··· Raw data

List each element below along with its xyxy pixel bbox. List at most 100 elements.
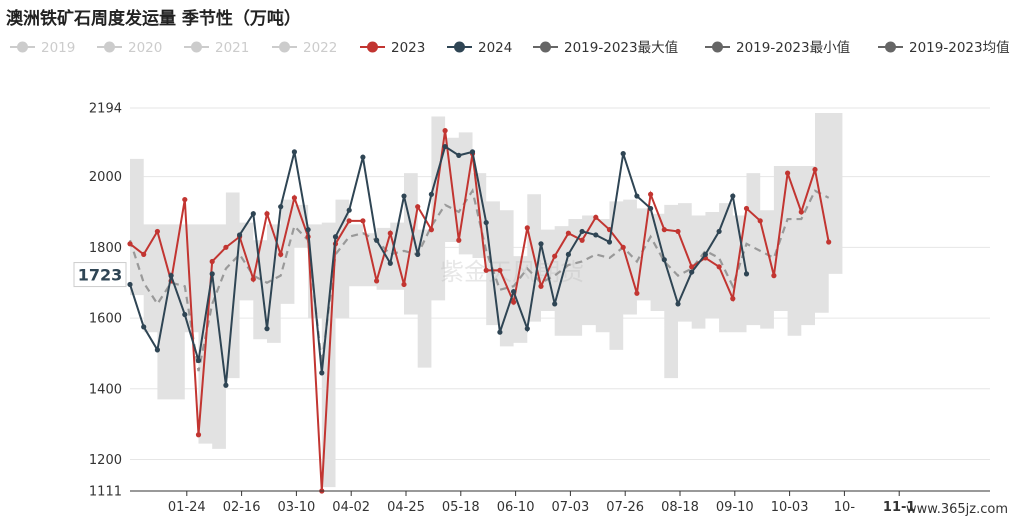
data-point-2024	[168, 273, 174, 279]
data-point-2023	[743, 205, 750, 212]
legend-symbol-dot	[17, 41, 28, 53]
data-point-2024	[401, 193, 407, 199]
average-line	[128, 187, 830, 372]
data-point-2023	[195, 432, 202, 438]
data-point-2023	[374, 278, 380, 284]
data-point-2023	[675, 228, 681, 235]
data-point-2023	[346, 218, 352, 224]
data-point-2024	[250, 211, 256, 217]
data-point-2024	[620, 151, 626, 157]
band-area	[130, 112, 843, 488]
data-point-2023	[552, 253, 558, 259]
data-point-2024	[182, 311, 188, 318]
x-tick-label: 10-	[834, 500, 856, 515]
x-tick-label: 05-18	[442, 500, 480, 515]
legend-label: 2021	[215, 40, 249, 56]
data-point-2023	[785, 170, 791, 176]
data-point-2023	[798, 209, 804, 215]
data-point-2023	[483, 267, 489, 273]
data-point-2024	[730, 193, 736, 199]
data-point-2024	[305, 227, 311, 233]
legend-item-2020: 2020	[97, 40, 162, 56]
data-point-2023	[401, 281, 407, 288]
x-tick-label: 04-02	[332, 500, 370, 515]
data-point-2024	[689, 269, 695, 275]
legend-item-2019-2023最大值: 2019-2023最大值	[533, 40, 678, 56]
data-point-2023	[524, 225, 530, 231]
x-tick-label: 07-03	[552, 500, 590, 515]
data-point-2024	[291, 149, 297, 155]
data-point-2023	[648, 191, 654, 197]
x-tick-label: 11-1	[883, 500, 916, 515]
data-point-2024	[332, 234, 339, 240]
data-point-2024	[702, 251, 709, 258]
data-point-2023	[291, 195, 297, 201]
data-point-2024	[278, 204, 284, 210]
x-tick-label: 09-10	[716, 500, 754, 515]
data-point-2023	[428, 227, 434, 233]
data-point-2024	[606, 239, 613, 245]
x-tick-label: 04-25	[387, 500, 425, 515]
data-point-2023	[415, 204, 421, 210]
data-point-2024	[716, 228, 722, 235]
data-point-2024	[456, 152, 462, 158]
data-point-2023	[360, 218, 366, 224]
data-point-2024	[497, 329, 503, 335]
data-point-2024	[648, 205, 654, 212]
data-point-2024	[593, 232, 599, 238]
pointer-label-box	[73, 262, 127, 288]
legend-symbol-dot	[540, 41, 551, 53]
data-point-2023	[826, 239, 832, 245]
legend-label: 2023	[391, 40, 425, 56]
data-point-2023	[593, 214, 599, 220]
x-tick-label: 01-24	[168, 500, 206, 515]
data-point-2023	[579, 237, 585, 243]
data-point-2024	[538, 241, 544, 247]
y-tick-label: 1800	[89, 241, 122, 256]
data-point-2024	[469, 149, 476, 155]
data-point-2023	[250, 276, 256, 282]
data-point-2024	[510, 288, 517, 295]
x-tick-label: 02-16	[223, 500, 261, 515]
y-tick-label: 1111	[89, 485, 122, 500]
data-point-2024	[634, 193, 640, 199]
legend-label: 2022	[303, 40, 337, 56]
pointer-label: 1723	[78, 266, 123, 285]
data-point-2024	[415, 251, 421, 258]
data-point-2024	[237, 232, 243, 238]
data-point-2024	[579, 228, 585, 235]
data-point-2024	[209, 271, 215, 277]
data-point-2023	[689, 264, 695, 270]
series-line-average	[128, 187, 830, 372]
x-tick-label: 03-10	[278, 500, 316, 515]
data-point-2024	[346, 207, 352, 213]
data-point-2024	[127, 281, 133, 288]
watermark: 紫金天风期货	[440, 258, 584, 286]
data-point-2024	[743, 271, 750, 277]
legend-item-2024: 2024	[447, 40, 512, 56]
x-tick-label: 08-18	[661, 500, 699, 515]
legend-symbol-dot	[885, 41, 896, 53]
axes: 1111 1200 1400 1600 1800 2000 2194 01-24 02-16 03…	[89, 102, 990, 515]
axis-pointer: 1723	[73, 262, 127, 288]
data-point-2023	[565, 230, 572, 236]
data-point-2024	[387, 260, 393, 266]
legend-item-2019-2023最小值: 2019-2023最小值	[705, 40, 850, 56]
data-point-2024	[428, 191, 434, 197]
data-point-2024	[154, 347, 160, 353]
data-point-2023	[387, 230, 393, 236]
y-tick-label: 1200	[89, 453, 122, 468]
legend-label: 2019-2023最大值	[564, 40, 678, 56]
data-point-2023	[223, 244, 229, 250]
data-point-2023	[812, 166, 818, 173]
legend: 2019 2020 2021 2022 2023 2024 2019-2023最大值 2019…	[10, 40, 1010, 56]
series-line-2024	[129, 144, 748, 386]
data-point-2024	[524, 326, 530, 332]
legend-item-2019-2023均值: 2019-2023均值	[878, 40, 1010, 56]
data-point-2023	[620, 244, 626, 250]
legend-symbol-dot	[367, 41, 378, 53]
series-lines	[127, 128, 832, 494]
legend-symbol-dot	[279, 41, 290, 53]
data-point-2024	[223, 382, 229, 388]
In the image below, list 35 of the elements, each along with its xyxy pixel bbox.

······

_Task prompt_. Can you substitute "legend-marker" for "legend-symbol-dot" throughout the entries above and write out all their lines again, leaving everything else unchanged and the pictures out?

_Complete response_.
List each element below along with its xyxy pixel bbox. List at most 100 elements.
data-point-2024	[168, 273, 174, 279]
data-point-2023	[743, 205, 750, 212]
legend-marker	[17, 41, 28, 53]
data-point-2024	[401, 193, 407, 199]
average-line	[128, 187, 830, 372]
data-point-2023	[195, 432, 202, 438]
data-point-2023	[374, 278, 380, 284]
data-point-2023	[675, 228, 681, 235]
data-point-2023	[346, 218, 352, 224]
data-point-2024	[250, 211, 256, 217]
data-point-2024	[620, 151, 626, 157]
band-area	[130, 112, 843, 488]
data-point-2023	[552, 253, 558, 259]
data-point-2024	[182, 311, 188, 318]
x-tick-label: 10-	[834, 500, 856, 515]
x-tick-label: 05-18	[442, 500, 480, 515]
legend-label: 2021	[215, 40, 249, 56]
data-point-2023	[785, 170, 791, 176]
data-point-2023	[798, 209, 804, 215]
data-point-2023	[483, 267, 489, 273]
data-point-2024	[730, 193, 736, 199]
data-point-2024	[305, 227, 311, 233]
legend-item-2020: 2020	[97, 40, 162, 56]
data-point-2023	[401, 281, 407, 288]
x-tick-label: 04-02	[332, 500, 370, 515]
data-point-2024	[689, 269, 695, 275]
legend-item-2019-2023最大值: 2019-2023最大值	[533, 40, 678, 56]
data-point-2023	[524, 225, 530, 231]
x-tick-label: 07-03	[552, 500, 590, 515]
data-point-2024	[291, 149, 297, 155]
data-point-2023	[648, 191, 654, 197]
x-tick-label: 11-1	[883, 500, 916, 515]
data-point-2024	[332, 234, 339, 240]
data-point-2024	[702, 251, 709, 258]
data-point-2023	[291, 195, 297, 201]
data-point-2024	[278, 204, 284, 210]
x-tick-label: 09-10	[716, 500, 754, 515]
data-point-2023	[428, 227, 434, 233]
data-point-2024	[606, 239, 613, 245]
x-tick-label: 04-25	[387, 500, 425, 515]
data-point-2023	[415, 204, 421, 210]
data-point-2024	[716, 228, 722, 235]
data-point-2024	[456, 152, 462, 158]
data-point-2023	[360, 218, 366, 224]
data-point-2024	[497, 329, 503, 335]
data-point-2024	[648, 205, 654, 212]
data-point-2024	[593, 232, 599, 238]
pointer-label-box	[73, 262, 127, 288]
legend-marker	[540, 41, 551, 53]
data-point-2023	[826, 239, 832, 245]
legend-label: 2023	[391, 40, 425, 56]
data-point-2023	[593, 214, 599, 220]
x-tick-label: 01-24	[168, 500, 206, 515]
data-point-2023	[579, 237, 585, 243]
data-point-2024	[538, 241, 544, 247]
y-tick-label: 1800	[89, 241, 122, 256]
data-point-2024	[469, 149, 476, 155]
data-point-2023	[250, 276, 256, 282]
data-point-2024	[510, 288, 517, 295]
x-tick-label: 02-16	[223, 500, 261, 515]
y-tick-label: 1111	[89, 485, 122, 500]
data-point-2024	[634, 193, 640, 199]
legend-label: 2022	[303, 40, 337, 56]
pointer-label: 1723	[78, 266, 123, 285]
data-point-2024	[415, 251, 421, 258]
data-point-2024	[237, 232, 243, 238]
data-point-2024	[579, 228, 585, 235]
data-point-2024	[209, 271, 215, 277]
data-point-2023	[689, 264, 695, 270]
series-line-average	[128, 187, 830, 372]
x-tick-label: 03-10	[278, 500, 316, 515]
data-point-2024	[346, 207, 352, 213]
data-point-2024	[127, 281, 133, 288]
watermark: 紫金天风期货	[440, 258, 584, 286]
data-point-2024	[743, 271, 750, 277]
legend-item-2024: 2024	[447, 40, 512, 56]
x-tick-label: 08-18	[661, 500, 699, 515]
legend-marker	[885, 41, 896, 53]
axes: 1111 1200 1400 1600 1800 2000 2194 01-24 02-16 03…	[89, 102, 990, 515]
axis-pointer: 1723	[73, 262, 127, 288]
data-point-2023	[565, 230, 572, 236]
data-point-2024	[387, 260, 393, 266]
legend-item-2019-2023最小值: 2019-2023最小值	[705, 40, 850, 56]
data-point-2024	[428, 191, 434, 197]
data-point-2024	[154, 347, 160, 353]
data-point-2023	[387, 230, 393, 236]
y-tick-label: 1200	[89, 453, 122, 468]
legend-label: 2019-2023最大值	[564, 40, 678, 56]
data-point-2023	[223, 244, 229, 250]
data-point-2023	[812, 166, 818, 173]
legend: 2019 2020 2021 2022 2023 2024 2019-2023最大值 2019…	[10, 40, 1010, 56]
series-line-2024	[129, 144, 748, 386]
data-point-2024	[524, 326, 530, 332]
legend-item-2019-2023均值: 2019-2023均值	[878, 40, 1010, 56]
data-point-2023	[620, 244, 626, 250]
legend-marker	[367, 41, 378, 53]
series-lines	[127, 128, 832, 494]
legend-marker	[279, 41, 290, 53]
data-point-2024	[223, 382, 229, 388]
In the image below, list 35 of the elements, each along with its xyxy pixel bbox.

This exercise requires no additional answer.